### AIM
What lines of the data include the string "показателя"? Copy them all.

### MATERIAL FOR THE TASK
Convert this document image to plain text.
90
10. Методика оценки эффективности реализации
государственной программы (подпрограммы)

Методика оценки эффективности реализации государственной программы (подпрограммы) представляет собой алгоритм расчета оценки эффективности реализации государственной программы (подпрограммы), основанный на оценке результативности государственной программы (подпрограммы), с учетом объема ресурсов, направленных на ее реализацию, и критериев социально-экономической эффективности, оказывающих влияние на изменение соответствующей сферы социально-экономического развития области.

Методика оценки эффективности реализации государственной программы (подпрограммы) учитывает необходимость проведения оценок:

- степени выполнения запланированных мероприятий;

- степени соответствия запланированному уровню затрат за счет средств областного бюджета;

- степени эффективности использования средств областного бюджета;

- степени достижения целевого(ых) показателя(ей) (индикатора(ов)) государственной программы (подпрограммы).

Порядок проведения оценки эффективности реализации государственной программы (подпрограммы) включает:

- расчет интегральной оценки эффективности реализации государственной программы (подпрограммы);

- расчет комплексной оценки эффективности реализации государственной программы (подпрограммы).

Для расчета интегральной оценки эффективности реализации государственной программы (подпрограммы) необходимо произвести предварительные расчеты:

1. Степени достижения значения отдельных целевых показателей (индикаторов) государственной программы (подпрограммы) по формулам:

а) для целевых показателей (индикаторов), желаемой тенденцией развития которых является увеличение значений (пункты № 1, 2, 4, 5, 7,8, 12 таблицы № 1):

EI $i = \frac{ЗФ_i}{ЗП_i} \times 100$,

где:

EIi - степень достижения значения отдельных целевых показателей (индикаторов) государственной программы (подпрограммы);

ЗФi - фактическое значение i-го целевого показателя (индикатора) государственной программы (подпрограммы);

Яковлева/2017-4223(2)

### COMPLETE ANSWER
- степени достижения целевого(ых) показателя(ей) (индикатора(ов)) государственной программы (подпрограммы).
ЗФi - фактическое значение i-го целевого показателя (индикатора) государственной программы (подпрограммы);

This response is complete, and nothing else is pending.